>> start RECORDS FOR PROCESSING
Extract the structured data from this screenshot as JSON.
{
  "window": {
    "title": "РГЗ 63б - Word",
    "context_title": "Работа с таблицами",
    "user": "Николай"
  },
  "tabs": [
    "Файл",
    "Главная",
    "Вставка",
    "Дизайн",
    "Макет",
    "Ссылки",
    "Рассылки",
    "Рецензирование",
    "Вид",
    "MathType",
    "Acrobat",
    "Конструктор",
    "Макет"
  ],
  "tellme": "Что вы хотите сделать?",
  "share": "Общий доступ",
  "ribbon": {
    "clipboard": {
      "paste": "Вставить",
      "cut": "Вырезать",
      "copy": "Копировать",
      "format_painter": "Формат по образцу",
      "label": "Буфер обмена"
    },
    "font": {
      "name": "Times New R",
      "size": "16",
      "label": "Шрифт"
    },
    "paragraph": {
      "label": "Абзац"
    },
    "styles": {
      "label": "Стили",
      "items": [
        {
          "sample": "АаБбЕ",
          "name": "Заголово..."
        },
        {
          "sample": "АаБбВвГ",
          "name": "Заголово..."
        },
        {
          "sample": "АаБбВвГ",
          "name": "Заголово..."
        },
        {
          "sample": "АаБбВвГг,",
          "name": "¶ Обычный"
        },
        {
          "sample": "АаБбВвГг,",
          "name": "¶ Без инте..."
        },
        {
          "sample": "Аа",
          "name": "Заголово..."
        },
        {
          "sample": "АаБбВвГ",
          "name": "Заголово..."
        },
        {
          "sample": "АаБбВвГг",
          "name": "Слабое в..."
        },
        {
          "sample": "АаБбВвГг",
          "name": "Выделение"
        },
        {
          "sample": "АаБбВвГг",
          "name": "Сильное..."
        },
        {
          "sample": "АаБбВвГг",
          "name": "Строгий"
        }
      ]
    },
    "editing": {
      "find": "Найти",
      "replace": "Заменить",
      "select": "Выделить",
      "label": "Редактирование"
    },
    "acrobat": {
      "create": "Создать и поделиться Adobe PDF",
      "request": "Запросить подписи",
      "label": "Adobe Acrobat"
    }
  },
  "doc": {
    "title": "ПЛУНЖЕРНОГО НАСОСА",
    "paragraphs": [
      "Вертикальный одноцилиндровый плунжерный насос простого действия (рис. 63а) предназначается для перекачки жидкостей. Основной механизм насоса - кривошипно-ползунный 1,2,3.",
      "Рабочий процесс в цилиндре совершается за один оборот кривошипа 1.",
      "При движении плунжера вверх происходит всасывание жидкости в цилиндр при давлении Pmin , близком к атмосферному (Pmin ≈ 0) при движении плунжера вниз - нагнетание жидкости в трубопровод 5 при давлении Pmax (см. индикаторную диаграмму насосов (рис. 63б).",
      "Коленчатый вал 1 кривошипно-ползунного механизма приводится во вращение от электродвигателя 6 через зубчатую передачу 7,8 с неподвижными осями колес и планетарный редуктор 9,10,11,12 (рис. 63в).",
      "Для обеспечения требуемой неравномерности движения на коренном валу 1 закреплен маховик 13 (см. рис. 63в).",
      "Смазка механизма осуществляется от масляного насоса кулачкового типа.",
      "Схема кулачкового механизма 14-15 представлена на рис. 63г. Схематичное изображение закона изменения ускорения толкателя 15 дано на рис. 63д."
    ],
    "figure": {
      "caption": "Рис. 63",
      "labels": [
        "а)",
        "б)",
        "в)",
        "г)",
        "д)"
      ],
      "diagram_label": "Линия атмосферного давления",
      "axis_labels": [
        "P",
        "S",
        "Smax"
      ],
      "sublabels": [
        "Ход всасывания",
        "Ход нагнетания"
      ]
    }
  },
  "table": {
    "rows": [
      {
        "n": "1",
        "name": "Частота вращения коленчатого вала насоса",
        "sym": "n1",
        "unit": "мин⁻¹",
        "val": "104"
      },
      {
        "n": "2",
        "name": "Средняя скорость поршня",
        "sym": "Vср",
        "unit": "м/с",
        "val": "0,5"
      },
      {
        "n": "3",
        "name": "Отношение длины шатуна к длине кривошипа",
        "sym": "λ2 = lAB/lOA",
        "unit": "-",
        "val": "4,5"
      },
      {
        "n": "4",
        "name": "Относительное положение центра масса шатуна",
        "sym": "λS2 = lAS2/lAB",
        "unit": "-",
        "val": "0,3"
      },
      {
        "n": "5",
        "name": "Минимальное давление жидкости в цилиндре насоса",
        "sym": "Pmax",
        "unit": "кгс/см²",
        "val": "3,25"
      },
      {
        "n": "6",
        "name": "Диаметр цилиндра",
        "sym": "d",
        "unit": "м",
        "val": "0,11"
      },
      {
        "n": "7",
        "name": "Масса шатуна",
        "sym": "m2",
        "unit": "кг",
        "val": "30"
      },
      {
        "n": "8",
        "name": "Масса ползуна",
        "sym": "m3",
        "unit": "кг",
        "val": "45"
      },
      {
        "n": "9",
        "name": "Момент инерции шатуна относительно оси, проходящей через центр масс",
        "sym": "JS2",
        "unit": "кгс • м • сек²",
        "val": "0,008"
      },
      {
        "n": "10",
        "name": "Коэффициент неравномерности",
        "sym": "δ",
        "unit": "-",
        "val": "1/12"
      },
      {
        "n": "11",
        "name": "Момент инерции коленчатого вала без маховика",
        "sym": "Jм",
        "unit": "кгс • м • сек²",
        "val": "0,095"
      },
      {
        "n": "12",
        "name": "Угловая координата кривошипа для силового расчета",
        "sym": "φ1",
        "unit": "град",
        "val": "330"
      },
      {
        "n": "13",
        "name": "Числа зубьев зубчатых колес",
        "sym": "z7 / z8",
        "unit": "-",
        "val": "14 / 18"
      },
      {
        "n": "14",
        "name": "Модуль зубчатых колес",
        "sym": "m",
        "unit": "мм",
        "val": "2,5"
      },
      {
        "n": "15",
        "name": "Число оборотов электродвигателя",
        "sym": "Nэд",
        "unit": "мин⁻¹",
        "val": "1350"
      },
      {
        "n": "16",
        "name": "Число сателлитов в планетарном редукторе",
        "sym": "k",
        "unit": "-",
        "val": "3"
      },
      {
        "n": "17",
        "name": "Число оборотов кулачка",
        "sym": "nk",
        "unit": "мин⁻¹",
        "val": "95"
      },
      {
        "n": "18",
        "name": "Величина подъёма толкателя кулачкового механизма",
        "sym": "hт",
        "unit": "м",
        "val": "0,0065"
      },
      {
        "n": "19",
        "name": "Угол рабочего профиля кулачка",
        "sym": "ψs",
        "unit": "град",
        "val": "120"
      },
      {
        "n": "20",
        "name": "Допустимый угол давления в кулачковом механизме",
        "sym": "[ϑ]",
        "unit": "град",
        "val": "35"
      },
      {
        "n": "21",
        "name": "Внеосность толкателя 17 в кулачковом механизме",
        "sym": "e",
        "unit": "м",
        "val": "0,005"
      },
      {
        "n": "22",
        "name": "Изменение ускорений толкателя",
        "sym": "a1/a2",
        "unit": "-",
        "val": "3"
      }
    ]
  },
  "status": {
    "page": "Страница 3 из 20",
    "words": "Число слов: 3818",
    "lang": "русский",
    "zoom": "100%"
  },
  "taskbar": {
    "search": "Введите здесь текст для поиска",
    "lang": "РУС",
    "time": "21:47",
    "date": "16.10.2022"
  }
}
>> end RECORDS FOR PROCESSING
## WHAT THIS TASK INVOLVES
Only a number is wanted: how many lines of the material above hold "кулачковом"?

## RESULT FOR THIS EXERCISE
2